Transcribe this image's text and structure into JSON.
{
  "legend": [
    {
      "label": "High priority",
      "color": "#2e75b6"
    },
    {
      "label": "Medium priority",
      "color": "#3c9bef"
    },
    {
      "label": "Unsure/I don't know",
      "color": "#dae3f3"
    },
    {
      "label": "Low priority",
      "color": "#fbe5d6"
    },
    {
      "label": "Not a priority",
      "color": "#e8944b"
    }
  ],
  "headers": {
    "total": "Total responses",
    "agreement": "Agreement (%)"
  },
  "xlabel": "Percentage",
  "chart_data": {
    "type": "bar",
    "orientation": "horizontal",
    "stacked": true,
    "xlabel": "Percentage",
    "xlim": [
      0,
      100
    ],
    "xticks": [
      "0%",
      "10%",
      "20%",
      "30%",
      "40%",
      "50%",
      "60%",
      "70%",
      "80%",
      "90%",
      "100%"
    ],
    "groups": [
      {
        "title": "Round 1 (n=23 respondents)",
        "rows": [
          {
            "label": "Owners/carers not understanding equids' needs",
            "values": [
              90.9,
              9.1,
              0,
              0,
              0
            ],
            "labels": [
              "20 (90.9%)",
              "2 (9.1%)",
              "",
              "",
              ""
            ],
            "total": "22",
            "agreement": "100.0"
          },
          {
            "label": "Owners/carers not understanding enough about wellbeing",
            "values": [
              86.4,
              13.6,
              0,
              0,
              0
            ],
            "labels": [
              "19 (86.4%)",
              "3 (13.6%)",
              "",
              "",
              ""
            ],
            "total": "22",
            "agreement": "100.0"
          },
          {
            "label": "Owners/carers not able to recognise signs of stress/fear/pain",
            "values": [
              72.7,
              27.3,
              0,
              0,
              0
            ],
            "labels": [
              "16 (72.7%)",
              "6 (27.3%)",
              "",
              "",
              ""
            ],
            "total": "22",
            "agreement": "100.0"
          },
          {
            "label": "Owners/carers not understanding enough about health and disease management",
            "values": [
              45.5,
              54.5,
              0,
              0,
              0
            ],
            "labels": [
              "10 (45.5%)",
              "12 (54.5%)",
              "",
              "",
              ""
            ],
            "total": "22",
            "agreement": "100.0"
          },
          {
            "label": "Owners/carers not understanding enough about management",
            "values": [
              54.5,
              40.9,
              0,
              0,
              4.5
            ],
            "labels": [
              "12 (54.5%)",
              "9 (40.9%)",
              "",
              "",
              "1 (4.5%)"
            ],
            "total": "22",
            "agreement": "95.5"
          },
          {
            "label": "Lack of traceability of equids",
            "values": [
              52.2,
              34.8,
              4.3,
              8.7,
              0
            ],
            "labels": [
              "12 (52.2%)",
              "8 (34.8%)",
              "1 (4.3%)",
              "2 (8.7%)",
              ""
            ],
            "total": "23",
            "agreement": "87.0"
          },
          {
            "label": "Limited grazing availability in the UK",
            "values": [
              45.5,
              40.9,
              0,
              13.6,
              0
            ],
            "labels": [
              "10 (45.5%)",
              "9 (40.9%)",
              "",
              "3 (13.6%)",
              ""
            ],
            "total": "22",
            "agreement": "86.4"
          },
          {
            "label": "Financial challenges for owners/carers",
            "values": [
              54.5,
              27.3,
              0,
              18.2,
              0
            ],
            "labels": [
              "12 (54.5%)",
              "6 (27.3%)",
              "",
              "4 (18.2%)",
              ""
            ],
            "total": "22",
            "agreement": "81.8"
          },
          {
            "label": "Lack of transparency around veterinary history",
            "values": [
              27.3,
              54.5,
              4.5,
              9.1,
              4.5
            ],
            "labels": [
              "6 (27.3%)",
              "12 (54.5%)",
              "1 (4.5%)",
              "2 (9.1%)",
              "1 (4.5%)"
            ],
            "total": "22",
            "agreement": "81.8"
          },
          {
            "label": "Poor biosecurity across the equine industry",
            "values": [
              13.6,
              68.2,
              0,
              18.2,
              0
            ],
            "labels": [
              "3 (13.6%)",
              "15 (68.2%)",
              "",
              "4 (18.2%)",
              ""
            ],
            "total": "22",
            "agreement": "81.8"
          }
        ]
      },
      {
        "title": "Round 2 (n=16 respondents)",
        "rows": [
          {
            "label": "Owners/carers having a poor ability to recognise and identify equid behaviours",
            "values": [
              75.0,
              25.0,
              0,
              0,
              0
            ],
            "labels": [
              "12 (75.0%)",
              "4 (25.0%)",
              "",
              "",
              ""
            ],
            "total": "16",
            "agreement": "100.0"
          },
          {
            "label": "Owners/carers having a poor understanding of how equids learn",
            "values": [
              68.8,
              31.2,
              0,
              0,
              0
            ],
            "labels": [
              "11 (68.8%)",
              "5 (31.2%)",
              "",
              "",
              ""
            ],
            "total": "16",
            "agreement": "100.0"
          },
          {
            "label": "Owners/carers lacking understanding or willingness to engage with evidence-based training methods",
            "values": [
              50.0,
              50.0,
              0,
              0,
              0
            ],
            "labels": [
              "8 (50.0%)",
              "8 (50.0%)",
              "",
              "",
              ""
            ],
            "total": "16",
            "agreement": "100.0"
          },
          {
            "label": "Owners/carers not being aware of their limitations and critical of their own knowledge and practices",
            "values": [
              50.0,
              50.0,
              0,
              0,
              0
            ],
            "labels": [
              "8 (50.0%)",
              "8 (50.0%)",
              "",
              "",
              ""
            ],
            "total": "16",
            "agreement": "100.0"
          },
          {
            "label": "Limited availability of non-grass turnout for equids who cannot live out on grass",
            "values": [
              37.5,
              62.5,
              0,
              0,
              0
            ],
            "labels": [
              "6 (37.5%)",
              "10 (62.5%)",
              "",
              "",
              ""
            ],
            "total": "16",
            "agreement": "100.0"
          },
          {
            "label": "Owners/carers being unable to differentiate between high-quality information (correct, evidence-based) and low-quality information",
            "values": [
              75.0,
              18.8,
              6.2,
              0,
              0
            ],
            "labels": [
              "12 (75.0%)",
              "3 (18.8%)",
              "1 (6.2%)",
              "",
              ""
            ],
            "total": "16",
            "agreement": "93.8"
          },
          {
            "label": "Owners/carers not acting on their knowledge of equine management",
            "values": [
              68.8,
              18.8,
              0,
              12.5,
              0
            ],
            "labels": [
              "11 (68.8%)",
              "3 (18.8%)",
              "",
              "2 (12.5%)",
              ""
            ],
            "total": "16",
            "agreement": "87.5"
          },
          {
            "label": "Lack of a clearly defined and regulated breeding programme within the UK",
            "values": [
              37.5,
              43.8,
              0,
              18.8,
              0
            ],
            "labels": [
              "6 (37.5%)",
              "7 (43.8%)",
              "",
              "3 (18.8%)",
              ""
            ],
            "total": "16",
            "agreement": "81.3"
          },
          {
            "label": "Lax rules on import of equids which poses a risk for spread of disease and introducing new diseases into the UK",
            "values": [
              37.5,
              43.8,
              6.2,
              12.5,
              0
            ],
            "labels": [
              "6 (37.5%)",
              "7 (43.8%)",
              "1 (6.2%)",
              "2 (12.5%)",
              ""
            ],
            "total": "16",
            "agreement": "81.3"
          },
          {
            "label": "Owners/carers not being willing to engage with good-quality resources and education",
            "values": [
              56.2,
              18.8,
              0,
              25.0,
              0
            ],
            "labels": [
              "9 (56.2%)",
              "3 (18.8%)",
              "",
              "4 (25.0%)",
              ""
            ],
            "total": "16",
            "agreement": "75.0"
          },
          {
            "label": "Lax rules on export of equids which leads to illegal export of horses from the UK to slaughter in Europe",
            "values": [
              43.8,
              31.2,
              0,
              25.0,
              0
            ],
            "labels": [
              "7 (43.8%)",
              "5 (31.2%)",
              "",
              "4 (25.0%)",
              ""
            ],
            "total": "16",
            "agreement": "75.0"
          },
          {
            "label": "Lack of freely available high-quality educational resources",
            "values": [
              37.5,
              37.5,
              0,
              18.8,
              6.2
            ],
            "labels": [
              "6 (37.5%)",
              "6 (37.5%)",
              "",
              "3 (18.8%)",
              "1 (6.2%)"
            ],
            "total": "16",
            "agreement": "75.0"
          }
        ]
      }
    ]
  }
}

──────

→ Task statement:
Find all lines with "evidence" in them and copy each one.

→ Answer:
            "label": "Owners/carers lacking understanding or willingness to engage with evidence-based training methods",
            "label": "Owners/carers being unable to differentiate between high-quality information (correct, evidence-based) and low-quality information",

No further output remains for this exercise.